- **Exercise directions**
Find the lines of data that contain the string "эксплуатацию", then list them.

==========

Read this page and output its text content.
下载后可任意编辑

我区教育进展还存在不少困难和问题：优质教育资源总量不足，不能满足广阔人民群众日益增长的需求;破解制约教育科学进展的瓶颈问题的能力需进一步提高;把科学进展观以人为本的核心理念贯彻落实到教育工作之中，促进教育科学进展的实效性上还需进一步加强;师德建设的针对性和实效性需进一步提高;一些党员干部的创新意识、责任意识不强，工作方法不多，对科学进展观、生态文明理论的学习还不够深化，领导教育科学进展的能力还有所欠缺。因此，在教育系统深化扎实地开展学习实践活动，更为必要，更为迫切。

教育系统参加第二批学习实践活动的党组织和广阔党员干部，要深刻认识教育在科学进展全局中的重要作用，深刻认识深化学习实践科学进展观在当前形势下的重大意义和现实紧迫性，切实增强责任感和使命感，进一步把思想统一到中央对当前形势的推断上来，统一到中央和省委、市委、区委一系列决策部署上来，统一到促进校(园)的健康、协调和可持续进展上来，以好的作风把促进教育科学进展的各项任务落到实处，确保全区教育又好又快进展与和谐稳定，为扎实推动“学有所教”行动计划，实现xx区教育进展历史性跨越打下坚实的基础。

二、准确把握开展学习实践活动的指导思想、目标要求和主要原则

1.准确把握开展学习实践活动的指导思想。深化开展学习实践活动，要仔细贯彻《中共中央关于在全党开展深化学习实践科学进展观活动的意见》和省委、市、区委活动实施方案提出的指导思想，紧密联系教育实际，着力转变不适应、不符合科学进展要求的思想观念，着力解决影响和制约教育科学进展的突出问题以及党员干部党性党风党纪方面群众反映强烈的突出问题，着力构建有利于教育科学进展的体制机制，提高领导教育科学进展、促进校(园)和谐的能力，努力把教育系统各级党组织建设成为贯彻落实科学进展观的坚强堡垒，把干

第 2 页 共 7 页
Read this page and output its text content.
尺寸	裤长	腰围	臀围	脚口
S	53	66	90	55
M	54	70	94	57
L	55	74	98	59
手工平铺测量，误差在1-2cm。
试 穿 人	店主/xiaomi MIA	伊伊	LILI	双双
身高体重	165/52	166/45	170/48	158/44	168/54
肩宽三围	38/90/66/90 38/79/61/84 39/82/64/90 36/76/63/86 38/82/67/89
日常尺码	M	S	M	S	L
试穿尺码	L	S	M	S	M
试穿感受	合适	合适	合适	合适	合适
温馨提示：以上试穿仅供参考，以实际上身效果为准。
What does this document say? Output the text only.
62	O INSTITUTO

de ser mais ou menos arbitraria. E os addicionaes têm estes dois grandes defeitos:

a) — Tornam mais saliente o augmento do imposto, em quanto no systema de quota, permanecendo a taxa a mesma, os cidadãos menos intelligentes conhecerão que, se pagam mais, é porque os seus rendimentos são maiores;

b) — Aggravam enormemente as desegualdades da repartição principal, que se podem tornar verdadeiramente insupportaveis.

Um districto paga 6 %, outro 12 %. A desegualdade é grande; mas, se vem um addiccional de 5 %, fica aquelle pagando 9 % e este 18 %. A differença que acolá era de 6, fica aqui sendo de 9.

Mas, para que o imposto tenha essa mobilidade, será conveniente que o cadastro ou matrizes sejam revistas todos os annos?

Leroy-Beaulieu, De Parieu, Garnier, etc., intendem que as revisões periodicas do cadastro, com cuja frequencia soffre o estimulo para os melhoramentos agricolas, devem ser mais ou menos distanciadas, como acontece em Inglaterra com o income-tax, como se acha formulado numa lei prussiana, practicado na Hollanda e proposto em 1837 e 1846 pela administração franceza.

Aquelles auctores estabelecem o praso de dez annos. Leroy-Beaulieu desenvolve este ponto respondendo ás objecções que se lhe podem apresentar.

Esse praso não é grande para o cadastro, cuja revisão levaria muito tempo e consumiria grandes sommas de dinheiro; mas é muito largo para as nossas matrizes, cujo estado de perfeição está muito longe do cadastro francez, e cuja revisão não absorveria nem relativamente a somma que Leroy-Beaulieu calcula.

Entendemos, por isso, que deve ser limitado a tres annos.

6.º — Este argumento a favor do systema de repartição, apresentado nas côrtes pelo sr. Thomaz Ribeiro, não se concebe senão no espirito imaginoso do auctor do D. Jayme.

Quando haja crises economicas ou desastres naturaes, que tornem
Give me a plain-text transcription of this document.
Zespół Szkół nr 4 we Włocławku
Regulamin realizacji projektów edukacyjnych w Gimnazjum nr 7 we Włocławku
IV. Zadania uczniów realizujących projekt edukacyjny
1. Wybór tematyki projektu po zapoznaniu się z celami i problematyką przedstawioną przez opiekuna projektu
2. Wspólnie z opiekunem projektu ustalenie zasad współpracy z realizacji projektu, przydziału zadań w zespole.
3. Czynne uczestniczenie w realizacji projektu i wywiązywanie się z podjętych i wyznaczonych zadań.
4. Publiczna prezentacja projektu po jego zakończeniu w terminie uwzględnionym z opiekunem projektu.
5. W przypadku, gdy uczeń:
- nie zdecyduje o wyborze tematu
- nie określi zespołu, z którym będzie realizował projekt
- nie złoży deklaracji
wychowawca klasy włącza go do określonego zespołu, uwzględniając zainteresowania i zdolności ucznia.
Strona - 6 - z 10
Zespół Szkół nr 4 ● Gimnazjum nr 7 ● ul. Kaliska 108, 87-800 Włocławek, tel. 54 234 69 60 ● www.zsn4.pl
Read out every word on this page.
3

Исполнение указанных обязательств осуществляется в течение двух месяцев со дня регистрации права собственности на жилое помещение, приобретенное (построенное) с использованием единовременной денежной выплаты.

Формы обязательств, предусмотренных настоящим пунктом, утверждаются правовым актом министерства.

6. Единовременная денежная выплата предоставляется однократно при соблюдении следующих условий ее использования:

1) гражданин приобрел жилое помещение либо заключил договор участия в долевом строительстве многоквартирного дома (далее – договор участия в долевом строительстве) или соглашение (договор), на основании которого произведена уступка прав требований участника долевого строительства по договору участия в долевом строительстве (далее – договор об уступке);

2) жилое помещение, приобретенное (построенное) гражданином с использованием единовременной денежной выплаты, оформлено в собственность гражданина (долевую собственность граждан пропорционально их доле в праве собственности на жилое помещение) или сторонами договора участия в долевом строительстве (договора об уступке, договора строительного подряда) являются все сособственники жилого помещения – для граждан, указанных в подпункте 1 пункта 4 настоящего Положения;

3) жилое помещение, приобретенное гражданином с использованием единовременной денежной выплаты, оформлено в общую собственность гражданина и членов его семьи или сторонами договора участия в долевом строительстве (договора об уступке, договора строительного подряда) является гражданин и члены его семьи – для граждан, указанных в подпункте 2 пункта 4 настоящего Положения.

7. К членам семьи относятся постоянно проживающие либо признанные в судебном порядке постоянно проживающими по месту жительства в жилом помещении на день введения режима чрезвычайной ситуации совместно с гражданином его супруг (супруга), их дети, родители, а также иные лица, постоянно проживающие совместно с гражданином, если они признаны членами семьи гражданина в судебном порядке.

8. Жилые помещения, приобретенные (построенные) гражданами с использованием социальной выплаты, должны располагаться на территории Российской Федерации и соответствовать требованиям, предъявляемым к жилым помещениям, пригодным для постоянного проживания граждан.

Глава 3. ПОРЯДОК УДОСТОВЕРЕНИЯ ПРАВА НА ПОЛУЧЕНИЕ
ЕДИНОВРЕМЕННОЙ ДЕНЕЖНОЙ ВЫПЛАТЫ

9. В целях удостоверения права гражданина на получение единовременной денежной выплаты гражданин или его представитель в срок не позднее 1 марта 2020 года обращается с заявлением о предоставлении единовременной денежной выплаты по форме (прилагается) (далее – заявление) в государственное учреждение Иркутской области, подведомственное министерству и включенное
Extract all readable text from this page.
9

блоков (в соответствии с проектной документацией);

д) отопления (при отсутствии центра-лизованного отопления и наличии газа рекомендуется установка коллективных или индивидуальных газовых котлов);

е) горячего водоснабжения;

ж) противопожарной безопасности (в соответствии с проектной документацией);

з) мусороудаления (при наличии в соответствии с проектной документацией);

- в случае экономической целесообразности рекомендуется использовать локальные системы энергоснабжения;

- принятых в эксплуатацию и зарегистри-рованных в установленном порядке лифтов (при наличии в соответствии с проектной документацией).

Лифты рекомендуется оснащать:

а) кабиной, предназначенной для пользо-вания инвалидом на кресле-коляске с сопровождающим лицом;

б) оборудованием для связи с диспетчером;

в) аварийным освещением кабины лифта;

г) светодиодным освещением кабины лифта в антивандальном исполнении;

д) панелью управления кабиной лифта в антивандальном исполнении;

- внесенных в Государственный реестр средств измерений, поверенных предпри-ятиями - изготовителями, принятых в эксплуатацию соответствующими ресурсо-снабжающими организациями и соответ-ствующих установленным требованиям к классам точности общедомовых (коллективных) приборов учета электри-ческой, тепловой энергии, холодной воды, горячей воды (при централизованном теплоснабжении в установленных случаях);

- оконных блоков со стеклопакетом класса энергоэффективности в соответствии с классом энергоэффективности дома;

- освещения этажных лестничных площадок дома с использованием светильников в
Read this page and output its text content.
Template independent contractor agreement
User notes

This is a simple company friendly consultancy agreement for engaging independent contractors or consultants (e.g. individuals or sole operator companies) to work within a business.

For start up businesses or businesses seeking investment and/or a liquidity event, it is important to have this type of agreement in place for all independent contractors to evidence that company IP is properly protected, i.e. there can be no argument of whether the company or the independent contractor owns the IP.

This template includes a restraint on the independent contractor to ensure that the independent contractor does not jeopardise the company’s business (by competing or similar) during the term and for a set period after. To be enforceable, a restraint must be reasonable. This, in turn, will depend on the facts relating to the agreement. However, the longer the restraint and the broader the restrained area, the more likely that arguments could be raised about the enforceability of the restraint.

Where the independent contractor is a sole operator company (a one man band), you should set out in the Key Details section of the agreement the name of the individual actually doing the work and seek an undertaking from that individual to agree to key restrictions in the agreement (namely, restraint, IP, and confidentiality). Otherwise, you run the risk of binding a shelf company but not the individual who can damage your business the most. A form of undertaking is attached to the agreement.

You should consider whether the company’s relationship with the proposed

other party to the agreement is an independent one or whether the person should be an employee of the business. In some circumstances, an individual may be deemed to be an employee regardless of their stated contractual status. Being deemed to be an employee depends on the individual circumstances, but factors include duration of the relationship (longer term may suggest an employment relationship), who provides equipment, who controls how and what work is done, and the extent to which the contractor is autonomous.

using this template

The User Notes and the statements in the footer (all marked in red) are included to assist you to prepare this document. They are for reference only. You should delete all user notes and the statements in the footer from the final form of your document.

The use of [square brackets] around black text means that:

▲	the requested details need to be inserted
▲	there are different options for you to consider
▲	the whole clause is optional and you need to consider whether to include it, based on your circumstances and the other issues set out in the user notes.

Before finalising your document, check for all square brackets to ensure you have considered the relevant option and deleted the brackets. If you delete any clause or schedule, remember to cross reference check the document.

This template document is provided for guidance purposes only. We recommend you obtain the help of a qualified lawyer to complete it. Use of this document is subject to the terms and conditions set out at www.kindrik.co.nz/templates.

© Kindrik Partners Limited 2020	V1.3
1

==========

- **Written response**
- принятых в эксплуатацию и зарегистри-рованных в установленном порядке лифтов (при наличии в соответствии с проектной документацией).
- внесенных в Государственный реестр средств измерений, поверенных предпри-ятиями - изготовителями, принятых в эксплуатацию соответствующими ресурсо-снабжающими организациями и соответ-ствующих установленным требованиям к классам точности общедомовых (коллективных) приборов учета электри-ческой, тепловой энергии, холодной воды, горячей воды (при централизованном теплоснабжении в установленных случаях);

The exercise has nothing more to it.